_INFORMATION SUPPLIED_
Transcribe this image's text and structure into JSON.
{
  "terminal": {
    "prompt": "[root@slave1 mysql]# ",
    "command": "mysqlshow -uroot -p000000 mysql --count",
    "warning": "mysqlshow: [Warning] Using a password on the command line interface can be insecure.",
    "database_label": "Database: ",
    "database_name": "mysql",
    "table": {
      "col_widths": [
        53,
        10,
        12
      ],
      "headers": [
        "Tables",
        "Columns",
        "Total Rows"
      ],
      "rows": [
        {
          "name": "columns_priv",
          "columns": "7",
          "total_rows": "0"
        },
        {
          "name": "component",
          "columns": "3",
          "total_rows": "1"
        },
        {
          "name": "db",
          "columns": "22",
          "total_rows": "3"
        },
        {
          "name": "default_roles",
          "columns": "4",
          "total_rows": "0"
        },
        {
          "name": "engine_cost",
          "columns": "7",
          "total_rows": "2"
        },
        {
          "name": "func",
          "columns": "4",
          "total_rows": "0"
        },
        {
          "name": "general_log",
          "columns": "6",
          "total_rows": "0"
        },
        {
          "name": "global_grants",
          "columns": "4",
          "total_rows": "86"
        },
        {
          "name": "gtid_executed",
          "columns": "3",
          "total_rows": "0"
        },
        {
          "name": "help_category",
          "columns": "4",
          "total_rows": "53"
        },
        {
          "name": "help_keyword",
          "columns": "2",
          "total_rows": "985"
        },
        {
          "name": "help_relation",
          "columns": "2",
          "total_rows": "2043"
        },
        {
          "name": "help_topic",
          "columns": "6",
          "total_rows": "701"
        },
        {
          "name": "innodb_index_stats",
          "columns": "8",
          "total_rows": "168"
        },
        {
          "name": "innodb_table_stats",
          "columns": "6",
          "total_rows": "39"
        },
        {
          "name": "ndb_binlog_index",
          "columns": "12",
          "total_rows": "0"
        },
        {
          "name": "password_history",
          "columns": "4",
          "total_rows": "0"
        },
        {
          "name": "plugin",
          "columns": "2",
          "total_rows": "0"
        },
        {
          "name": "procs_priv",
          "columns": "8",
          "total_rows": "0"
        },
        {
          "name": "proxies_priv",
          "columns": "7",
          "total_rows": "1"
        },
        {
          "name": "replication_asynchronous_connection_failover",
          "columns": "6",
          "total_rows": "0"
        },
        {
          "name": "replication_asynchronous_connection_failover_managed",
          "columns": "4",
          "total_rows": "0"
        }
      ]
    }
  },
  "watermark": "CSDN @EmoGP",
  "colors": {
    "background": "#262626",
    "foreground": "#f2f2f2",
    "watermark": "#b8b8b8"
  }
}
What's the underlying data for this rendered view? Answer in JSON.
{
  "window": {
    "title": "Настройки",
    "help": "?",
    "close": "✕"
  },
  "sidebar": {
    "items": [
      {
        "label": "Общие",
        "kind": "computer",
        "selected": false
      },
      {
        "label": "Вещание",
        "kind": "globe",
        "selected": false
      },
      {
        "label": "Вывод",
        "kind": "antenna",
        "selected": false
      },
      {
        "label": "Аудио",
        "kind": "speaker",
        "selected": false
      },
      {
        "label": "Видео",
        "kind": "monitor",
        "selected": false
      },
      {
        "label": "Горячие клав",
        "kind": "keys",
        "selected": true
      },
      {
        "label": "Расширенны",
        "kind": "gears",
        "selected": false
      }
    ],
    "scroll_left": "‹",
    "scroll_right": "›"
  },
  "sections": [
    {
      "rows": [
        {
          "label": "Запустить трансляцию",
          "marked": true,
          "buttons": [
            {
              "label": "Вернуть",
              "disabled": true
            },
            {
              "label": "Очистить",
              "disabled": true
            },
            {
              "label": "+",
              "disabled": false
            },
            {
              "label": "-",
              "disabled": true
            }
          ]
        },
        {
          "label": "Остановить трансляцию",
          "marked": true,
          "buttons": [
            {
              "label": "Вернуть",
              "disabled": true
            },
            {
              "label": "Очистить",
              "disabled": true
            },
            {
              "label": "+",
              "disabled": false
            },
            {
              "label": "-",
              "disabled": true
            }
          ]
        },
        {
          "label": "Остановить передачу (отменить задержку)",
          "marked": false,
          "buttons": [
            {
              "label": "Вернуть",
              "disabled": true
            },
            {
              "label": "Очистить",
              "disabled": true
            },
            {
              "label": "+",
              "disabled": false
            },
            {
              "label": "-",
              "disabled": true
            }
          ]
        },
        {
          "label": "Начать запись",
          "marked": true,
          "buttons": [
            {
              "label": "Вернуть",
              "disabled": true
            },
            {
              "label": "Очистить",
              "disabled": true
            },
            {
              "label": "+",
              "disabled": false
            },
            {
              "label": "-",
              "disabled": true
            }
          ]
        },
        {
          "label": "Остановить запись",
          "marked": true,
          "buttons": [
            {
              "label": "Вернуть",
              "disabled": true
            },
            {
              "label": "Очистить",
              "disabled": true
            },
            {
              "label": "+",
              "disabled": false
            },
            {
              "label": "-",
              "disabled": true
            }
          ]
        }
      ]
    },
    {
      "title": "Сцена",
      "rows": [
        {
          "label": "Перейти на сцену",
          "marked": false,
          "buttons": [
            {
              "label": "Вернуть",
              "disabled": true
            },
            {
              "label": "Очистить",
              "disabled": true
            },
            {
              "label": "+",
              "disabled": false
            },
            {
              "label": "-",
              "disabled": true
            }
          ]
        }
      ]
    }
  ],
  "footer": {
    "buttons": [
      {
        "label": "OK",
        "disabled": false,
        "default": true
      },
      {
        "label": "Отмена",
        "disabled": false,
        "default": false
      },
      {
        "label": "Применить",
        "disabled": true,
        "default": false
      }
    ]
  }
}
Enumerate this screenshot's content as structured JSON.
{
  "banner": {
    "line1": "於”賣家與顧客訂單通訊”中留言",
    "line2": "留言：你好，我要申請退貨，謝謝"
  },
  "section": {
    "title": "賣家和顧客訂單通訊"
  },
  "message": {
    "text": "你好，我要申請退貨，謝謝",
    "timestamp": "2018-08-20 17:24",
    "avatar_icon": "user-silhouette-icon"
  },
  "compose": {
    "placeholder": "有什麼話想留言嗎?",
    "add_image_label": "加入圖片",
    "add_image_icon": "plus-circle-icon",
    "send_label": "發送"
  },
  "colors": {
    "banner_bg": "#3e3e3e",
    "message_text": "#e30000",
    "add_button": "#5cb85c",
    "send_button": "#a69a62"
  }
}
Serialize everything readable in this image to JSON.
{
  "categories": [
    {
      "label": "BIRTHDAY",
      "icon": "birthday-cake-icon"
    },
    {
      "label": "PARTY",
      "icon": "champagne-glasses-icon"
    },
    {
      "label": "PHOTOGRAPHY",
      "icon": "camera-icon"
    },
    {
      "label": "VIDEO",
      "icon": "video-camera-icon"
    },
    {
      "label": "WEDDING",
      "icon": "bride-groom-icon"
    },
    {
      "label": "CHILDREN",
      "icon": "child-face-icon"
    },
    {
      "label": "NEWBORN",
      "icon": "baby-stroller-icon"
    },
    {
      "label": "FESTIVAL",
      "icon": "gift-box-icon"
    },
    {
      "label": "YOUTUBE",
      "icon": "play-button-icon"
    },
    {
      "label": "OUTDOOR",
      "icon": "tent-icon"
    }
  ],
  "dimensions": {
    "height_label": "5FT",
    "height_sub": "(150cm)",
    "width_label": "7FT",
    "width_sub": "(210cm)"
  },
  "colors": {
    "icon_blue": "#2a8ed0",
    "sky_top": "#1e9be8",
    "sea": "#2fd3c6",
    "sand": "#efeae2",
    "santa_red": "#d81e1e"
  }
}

_WORK INSTRUCTIONS_
Lines containing the string "我要申請退貨" should be counted; reply with their number and nothing more.

_SOLUTION TO THIS TASK_
2